▸ **TEXT TO READ**:
________________

Now that you got the idea of how the storage is mapped from one side to the other, it's time to take a look of your code.

Code comparison

Until now, the things had been very straightforward, and it's very likely that you have some sentences executing SQLs similar to the ones I showed, but the code is something else, it's hard to know how every architect created their designs, but I will use a commonly known design pattern, known as "DAO" (Data Access Object) to illustrate my point.

The DAO pattern uses a class to retrieve the information from the database and create a Transfer Object that is going to be returned to the business layer, if you want to store information of an order it will work like this:

Note: I will do the assumption that you used jquery in your front-end and it will be able to create a full order in one step (header and dome details) and then bulk it to the server to be stored.

Note: My second assumption is that you have some json framework at java that will be able to handle json nicely.

Who?	What to do?
Web Controller	Catches the data from the "request" object and puts it in a Value Object (POJO, POCO, etc)
Model	Receives the Value Object and perform validations, etc
Model	Calls a DA class to store the VO
DA Class	Creates the required SQL to store the values from the VO

The code (using java) will look something like this:

Web Controller: Catches the data from the "request" object and puts it in a Value Object (POJO, POCO, etc)

Order o = new Order();
JSONObject json = JSONParser.parse(Request.getParameter("order"));
o.setCode(json.getString("order_code"));
o.setCustomerId(json.getString("customer_id"));
o. ... (all the order header information)
for (JSONObject detail : json.getJSONArray("Orderdetails")) {
     OrderDetail d = new OrderDetail();
     d.setProductCode(detail.getString("product_code"));
     d.setUnits(detail.getInt("units"));
     ...
     o.addDetail(d);
}

Now, you will get this and put it on a Model Class (following the MVC pattern)

Model: Receives the Value Object and perform validations, etc

    Model m = new Model();
    m.setOrder(o);
    m.saveOrder();

Model: Calls a DA class to store the VO

    MyDAClass da = new MyDAClass();
    da.insert(o);

DA Class: Creates the required SQL to store the values from the VO

    StringBuffer sql = new StringBuffer();
    sql.append("INSERT INTO Order (Order_code, customer_id....) ");
    sql.append(" VALUES ('" + o.getOrderCode() + "', ...");

    Statement stmOrder = connection.createStatement();
    stmOrder.execute(sql.toString());

    // at this point you will need to do the same for each order detail:
    for (OrderDetail detail : o.getOrderDetails()) {
       StringBuffer sqlDetails = new StringBuffer();
       sql.append("INSERT INTO OrderDetail (Order_detail_code, Order_code, product_code....) ");
       sql.append(" VALUES ('" + detail.getOrderDetailCode() + "', ...");
    }

I know, you could use a preparedStatement here and use parameters, etc... or you could use EJB or ORM to store the VO, but here's not where you will see the difference between NoSQL and RDBMS approaches.

________________

(Items from a data source)
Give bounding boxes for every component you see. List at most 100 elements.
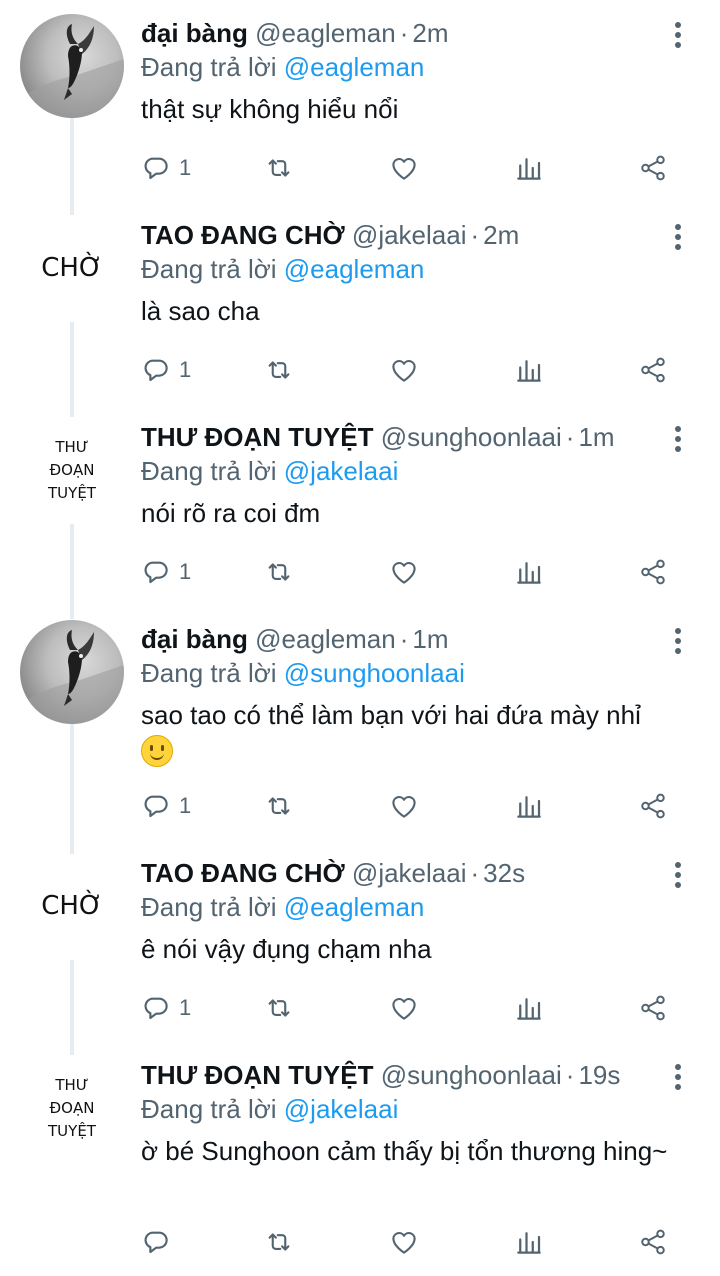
tweet-header: TAO ĐANG CHỜ @jakelaai · 32s	[141, 856, 525, 890]
more-options-button[interactable]	[668, 626, 688, 656]
separator-dot: ·	[399, 624, 409, 654]
reply-button[interactable]: 1	[141, 350, 191, 390]
user-handle[interactable]: @sunghoonlaai	[381, 1060, 562, 1090]
like-button[interactable]	[389, 988, 419, 1028]
user-handle[interactable]: @jakelaai	[352, 858, 467, 888]
display-name[interactable]: TAO ĐANG CHỜ	[141, 220, 345, 250]
share-button[interactable]	[638, 350, 668, 390]
reply-icon	[141, 557, 171, 587]
replying-to-mention[interactable]: @eagleman	[284, 892, 425, 922]
avatar[interactable]: CHỜ	[20, 216, 124, 320]
analytics-button[interactable]	[514, 1222, 544, 1262]
like-button[interactable]	[389, 552, 419, 592]
share-button[interactable]	[638, 988, 668, 1028]
retweet-button[interactable]	[264, 1222, 294, 1262]
replying-to: Đang trả lời @eagleman	[141, 890, 424, 924]
timestamp[interactable]: 2m	[412, 18, 448, 48]
replying-to-mention[interactable]: @jakelaai	[284, 456, 399, 486]
user-handle[interactable]: @sunghoonlaai	[381, 422, 562, 452]
analytics-button[interactable]	[514, 988, 544, 1028]
replying-to-mention[interactable]: @eagleman	[284, 52, 425, 82]
separator-dot: ·	[470, 858, 480, 888]
timestamp[interactable]: 2m	[483, 220, 519, 250]
timestamp[interactable]: 19s	[578, 1060, 620, 1090]
avatar[interactable]: THƯ ĐOẠN TUYỆT	[20, 1056, 124, 1160]
reply-button[interactable]: 1	[141, 786, 191, 826]
separator-dot: ·	[470, 220, 480, 250]
tweet-actions	[141, 1222, 681, 1262]
avatar-text: CHỜ	[41, 253, 103, 283]
analytics-button[interactable]	[514, 148, 544, 188]
share-button[interactable]	[638, 786, 668, 826]
share-button[interactable]	[638, 1222, 668, 1262]
more-options-button[interactable]	[668, 20, 688, 50]
avatar[interactable]: CHỜ	[20, 854, 124, 958]
heart-icon	[389, 355, 419, 385]
analytics-icon	[514, 153, 544, 183]
replying-to: Đang trả lời @sunghoonlaai	[141, 656, 465, 690]
reply-icon	[141, 355, 171, 385]
tweet[interactable]: THƯ ĐOẠN TUYỆT THƯ ĐOẠN TUYỆT @sunghoonlaai…	[0, 404, 720, 619]
tweet[interactable]: CHỜ TAO ĐANG CHỜ @jakelaai · 2m Đang trả lời…	[0, 202, 720, 417]
separator-dot: ·	[565, 422, 575, 452]
avatar-text: THƯ	[55, 1075, 89, 1094]
tweet[interactable]: THƯ ĐOẠN TUYỆT THƯ ĐOẠN TUYỆT @sunghoonlaai…	[0, 1042, 720, 1276]
thread-connector-line	[70, 524, 74, 619]
retweet-button[interactable]	[264, 350, 294, 390]
reply-button[interactable]	[141, 1222, 179, 1262]
retweet-button[interactable]	[264, 552, 294, 592]
analytics-button[interactable]	[514, 786, 544, 826]
avatar[interactable]: THƯ ĐOẠN TUYỆT	[20, 418, 124, 522]
retweet-button[interactable]	[264, 786, 294, 826]
display-name[interactable]: TAO ĐANG CHỜ	[141, 858, 345, 888]
retweet-button[interactable]	[264, 148, 294, 188]
display-name[interactable]: đại bàng	[141, 624, 248, 654]
analytics-icon	[514, 557, 544, 587]
tweet-header: TAO ĐANG CHỜ @jakelaai · 2m	[141, 218, 519, 252]
more-options-button[interactable]	[668, 1062, 688, 1092]
like-button[interactable]	[389, 350, 419, 390]
analytics-button[interactable]	[514, 350, 544, 390]
timestamp[interactable]: 1m	[412, 624, 448, 654]
retweet-icon	[264, 791, 294, 821]
share-button[interactable]	[638, 148, 668, 188]
reply-count: 1	[179, 559, 192, 584]
display-name[interactable]: đại bàng	[141, 18, 248, 48]
tweet[interactable]: đại bàng @eagleman · 1m Đang trả lời @sungh…	[0, 606, 720, 856]
user-handle[interactable]: @eagleman	[255, 624, 396, 654]
separator-dot: ·	[565, 1060, 575, 1090]
replying-to-mention[interactable]: @eagleman	[284, 254, 425, 284]
tweet-text: thật sự không hiểu nổi	[141, 92, 681, 126]
avatar[interactable]	[20, 620, 124, 724]
tweet[interactable]: CHỜ TAO ĐANG CHỜ @jakelaai · 32s Đang trả lờ…	[0, 840, 720, 1055]
display-name[interactable]: THƯ ĐOẠN TUYỆT	[141, 422, 373, 452]
avatar[interactable]	[20, 14, 124, 118]
replying-to-label: Đang trả lời	[141, 892, 284, 922]
replying-to-mention[interactable]: @jakelaai	[284, 1094, 399, 1124]
like-button[interactable]	[389, 1222, 419, 1262]
tweet-actions: 1	[141, 786, 681, 826]
reply-count: 1	[179, 357, 192, 382]
timestamp[interactable]: 32s	[483, 858, 525, 888]
thread-connector-line	[70, 960, 74, 1055]
share-button[interactable]	[638, 552, 668, 592]
retweet-icon	[264, 355, 294, 385]
more-options-button[interactable]	[668, 222, 688, 252]
reply-button[interactable]: 1	[141, 148, 191, 188]
user-handle[interactable]: @eagleman	[255, 18, 396, 48]
replying-to-mention[interactable]: @sunghoonlaai	[284, 658, 465, 688]
tweet[interactable]: đại bàng @eagleman · 2m Đang trả lời @eagle…	[0, 0, 720, 215]
reply-button[interactable]: 1	[141, 988, 191, 1028]
more-options-button[interactable]	[668, 424, 688, 454]
thread-connector-line	[70, 322, 74, 417]
analytics-button[interactable]	[514, 552, 544, 592]
like-button[interactable]	[389, 786, 419, 826]
more-options-button[interactable]	[668, 860, 688, 890]
retweet-button[interactable]	[264, 988, 294, 1028]
user-handle[interactable]: @jakelaai	[352, 220, 467, 250]
reply-button[interactable]: 1	[141, 552, 191, 592]
retweet-icon	[264, 1227, 294, 1257]
like-button[interactable]	[389, 148, 419, 188]
display-name[interactable]: THƯ ĐOẠN TUYỆT	[141, 1060, 373, 1090]
timestamp[interactable]: 1m	[578, 422, 614, 452]
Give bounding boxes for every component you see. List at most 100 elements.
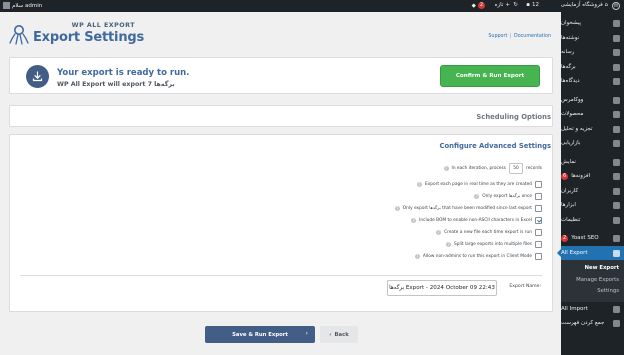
- sidebar-item-plugins[interactable]: افزونه‌ها 6: [561, 169, 624, 184]
- sidebar-badge: 2: [561, 234, 569, 242]
- help-links: Support | Documentation: [488, 34, 551, 39]
- scheduling-options-panel[interactable]: Scheduling Options: [9, 105, 553, 127]
- sidebar-item-label: تجزیه و تحلیل: [561, 125, 593, 132]
- collapse-icon: [613, 320, 620, 327]
- tools-icon: [613, 202, 620, 209]
- sidebar-item-marketing[interactable]: بازاریابی: [561, 136, 624, 151]
- advanced-settings-panel: Configure Advanced Settings ? In each it…: [9, 134, 553, 312]
- sidebar-item-label: رسانه: [561, 49, 575, 56]
- sidebar-item-all-import[interactable]: All Import: [561, 302, 624, 317]
- help-icon[interactable]: ?: [414, 254, 420, 259]
- sidebar-item-woocommerce[interactable]: ووکامرس: [561, 93, 624, 108]
- all-export-submenu: New Export Manage Exports Settings: [561, 260, 624, 302]
- scheduling-options-title[interactable]: Scheduling Options: [476, 113, 551, 121]
- download-icon: [26, 65, 49, 88]
- sidebar-item-label: پیشخوان: [561, 20, 582, 27]
- sidebar-item-label: برگه‌ها: [561, 63, 576, 70]
- help-icon[interactable]: ?: [443, 166, 449, 171]
- home-icon: ⌂: [604, 2, 609, 8]
- admin-bar-comments[interactable]: ▪ 12: [526, 2, 539, 8]
- admin-bar-site-name[interactable]: ⌂ فروشگاه آزمایشی: [561, 2, 608, 8]
- option-checkbox[interactable]: [535, 205, 542, 212]
- advanced-option[interactable]: ? Allow non-admins to run this export in …: [414, 252, 542, 261]
- advanced-option[interactable]: ? Only export برگه‌ها once: [474, 192, 542, 201]
- sidebar-item-all-export[interactable]: All Export: [557, 245, 624, 260]
- sidebar-item-appearance[interactable]: نمایش: [561, 155, 624, 170]
- submenu-item[interactable]: Manage Exports: [561, 275, 624, 287]
- comments-icon: [613, 78, 620, 85]
- media-icon: [613, 49, 620, 56]
- help-icon[interactable]: ?: [394, 206, 400, 211]
- advanced-option[interactable]: ? Include BOM to enable non-ASCII charact…: [411, 216, 542, 225]
- appearance-icon: [613, 158, 620, 166]
- sidebar-item-pin[interactable]: نوشته‌ها: [561, 31, 624, 46]
- sidebar-item-media[interactable]: رسانه: [561, 45, 624, 60]
- documentation-link[interactable]: Documentation: [514, 34, 551, 39]
- export-ready-panel: Your export is ready to run. WP All Expo…: [9, 57, 553, 94]
- admin-bar: W ⌂ فروشگاه آزمایشی ▪ 12 ↻ تازه + ◆ 2 سل…: [0, 0, 624, 12]
- export-name-input[interactable]: برگه‌ها Export - 2024 October 09 22:43: [387, 280, 497, 296]
- sidebar-item-dashboard[interactable]: پیشخوان: [561, 16, 624, 31]
- marketing-icon: [613, 140, 620, 147]
- woocommerce-icon: [613, 96, 620, 104]
- option-label: Include BOM to enable non-ASCII characte…: [419, 218, 532, 223]
- help-icon[interactable]: ?: [436, 230, 442, 235]
- help-icon[interactable]: ?: [446, 242, 452, 247]
- comments-icon: ▪: [526, 2, 530, 8]
- admin-bar-account[interactable]: سلام admin: [3, 2, 42, 9]
- option-checkbox[interactable]: [535, 181, 542, 188]
- option-checkbox[interactable]: [535, 217, 542, 224]
- help-icon[interactable]: ?: [416, 182, 422, 187]
- advanced-settings-title[interactable]: Configure Advanced Settings: [439, 142, 551, 150]
- sidebar-item-label: نوشته‌ها: [561, 34, 580, 41]
- sidebar-item-collapse[interactable]: جمع کردن فهرست: [561, 316, 624, 331]
- records-per-iteration-input[interactable]: 50: [509, 163, 524, 174]
- sidebar-item-yoast[interactable]: Yoast SEO 2: [561, 231, 624, 246]
- sidebar-badge: 6: [561, 172, 569, 180]
- updates-icon: ↻: [513, 2, 518, 8]
- sidebar-item-comments[interactable]: دیدگاه‌ها: [561, 74, 624, 89]
- sidebar-item-analytics[interactable]: تجزیه و تحلیل: [561, 122, 624, 137]
- sidebar-item-products[interactable]: محصولات: [561, 107, 624, 122]
- submenu-item[interactable]: New Export: [561, 263, 624, 275]
- option-checkbox[interactable]: [535, 253, 542, 260]
- advanced-option[interactable]: ? Split large exports into multiple files: [446, 240, 542, 249]
- help-icon[interactable]: ?: [474, 194, 480, 199]
- admin-bar-plugin-menu[interactable]: ◆ 2: [472, 2, 485, 9]
- confirm-run-export-button[interactable]: Confirm & Run Export: [440, 65, 540, 87]
- ready-title: Your export is ready to run.: [57, 68, 190, 78]
- page-title: Export Settings: [33, 30, 145, 45]
- option-label: Split large exports into multiple files: [454, 242, 532, 247]
- back-button[interactable]: ‹ Back: [320, 326, 358, 343]
- settings-icon: [613, 216, 620, 224]
- submenu-item[interactable]: Settings: [561, 286, 624, 298]
- admin-bar-updates[interactable]: ↻: [513, 2, 518, 8]
- plugins-icon: [613, 173, 620, 180]
- save-run-export-button[interactable]: Save & Run Export ›: [205, 326, 315, 343]
- iteration-row: ? In each iteration, process 50 records: [443, 163, 542, 174]
- option-checkbox[interactable]: [535, 229, 542, 236]
- sidebar-item-label: ووکامرس: [561, 96, 584, 103]
- wordpress-icon[interactable]: W: [612, 2, 620, 10]
- sidebar-item-tools[interactable]: ابزارها: [561, 198, 624, 213]
- sidebar-item-label: محصولات: [561, 111, 584, 118]
- sidebar-item-pages[interactable]: برگه‌ها: [561, 60, 624, 75]
- advanced-option[interactable]: ? Create a new file each time export is r…: [436, 228, 542, 237]
- plus-icon: +: [505, 2, 510, 8]
- help-icon[interactable]: ?: [411, 218, 417, 223]
- admin-bar-new[interactable]: تازه +: [495, 2, 510, 8]
- sidebar-item-users[interactable]: کاربران: [561, 184, 624, 199]
- option-label: Export each page in real time as they ar…: [424, 182, 532, 187]
- pin-icon: [613, 34, 620, 42]
- chevron-left-icon: ‹: [329, 331, 332, 338]
- support-link[interactable]: Support: [488, 34, 507, 39]
- option-checkbox[interactable]: [535, 241, 542, 248]
- updates-badge: 2: [477, 2, 485, 9]
- advanced-option[interactable]: ? Export each page in real time as they a…: [416, 180, 542, 189]
- advanced-option[interactable]: ? Only export برگه‌ها that have been modi…: [394, 204, 542, 213]
- sidebar-item-label: ابزارها: [561, 202, 576, 209]
- option-checkbox[interactable]: [535, 193, 542, 200]
- admin-sidebar: پیشخوان نوشته‌ها رسانه برگه‌ها دیدگاه‌ها ووکا…: [557, 12, 624, 355]
- sidebar-item-label: Yoast SEO: [571, 235, 599, 242]
- sidebar-item-settings[interactable]: تنظیمات: [561, 213, 624, 228]
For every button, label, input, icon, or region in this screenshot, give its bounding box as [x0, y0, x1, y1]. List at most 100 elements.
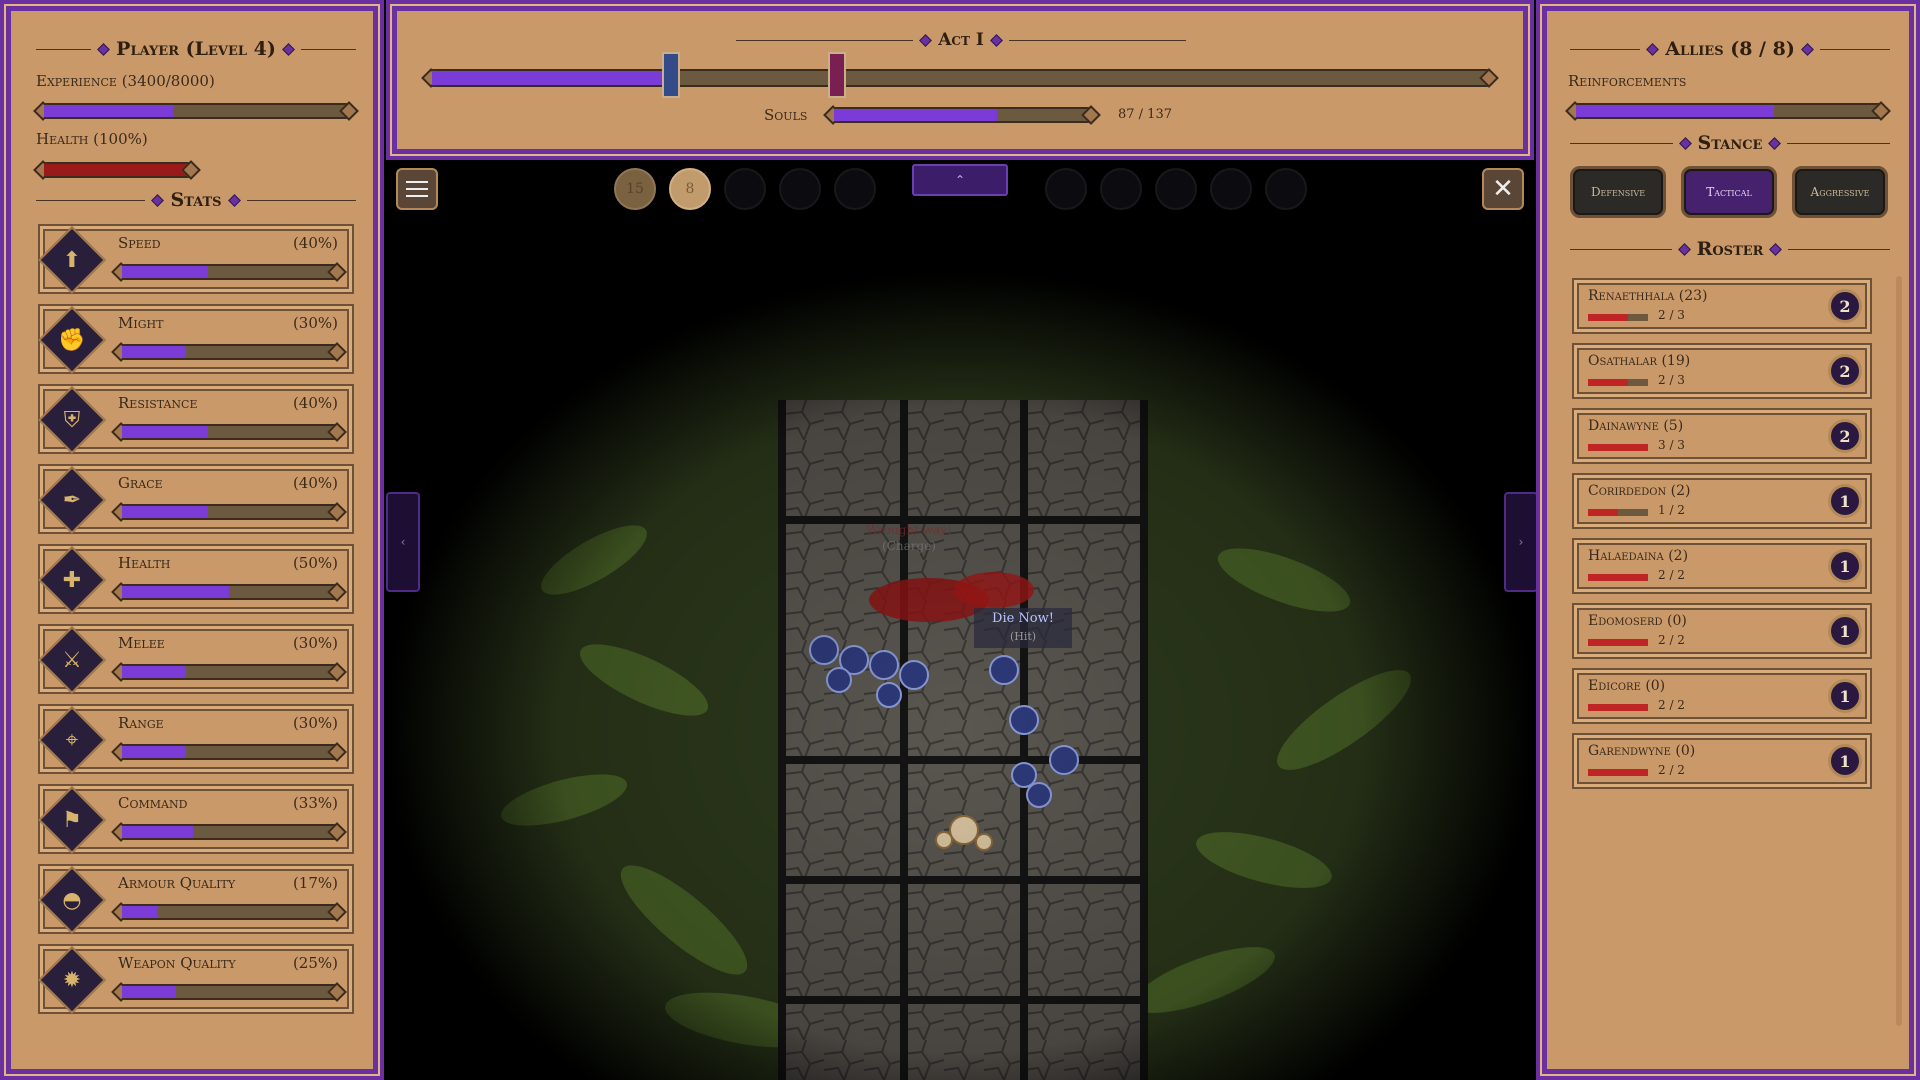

________________

▸ **WRITTEN INSTRUCTION**:
Write the next part of the article on storing orders through the DAO pattern, starting after its last sentence.

▸ **OUTPUT OF THE EXERCISE**:
Now, let's take a look of the same code using djondb as NoSQL repository, I will keep the same MVC and DAO concept to keep the code side by side comparable.

Same code NoSQL approach

Web Controller: Catches the data from the "request" object and puts it in a Value Object (POJO, POCO, etc) at this point you will not need to map your data to a VO, it's pointless, you could use JSON at server side and it will work really well.


JSONObject order = JSONParser.parse(Request.getParameter("order"));

Now, you will get this and put it on a Model Class (following the MVC pattern)

Model: Receives the Value Object and perform validations, etc, this does not have any change:

    Model m = new Model();
    m.setOrder(order);
    m.saveOrder();

Model: Calls a DA class to store the VO, same thing the model does not suffer major changes.

    MyDAClass da = new MyDAClass();
    da.insert(o);

DA Class: Creates the required SQL to store the values from the VO

    connectionWrapper.insert("ERP", "Orders", order);

Just one line will do the trick, same with the controller, mainly you are avoiding the overhead of doing unnecessary transformations, you will get the json and store it directly to your database, no more additional processing will be needed here.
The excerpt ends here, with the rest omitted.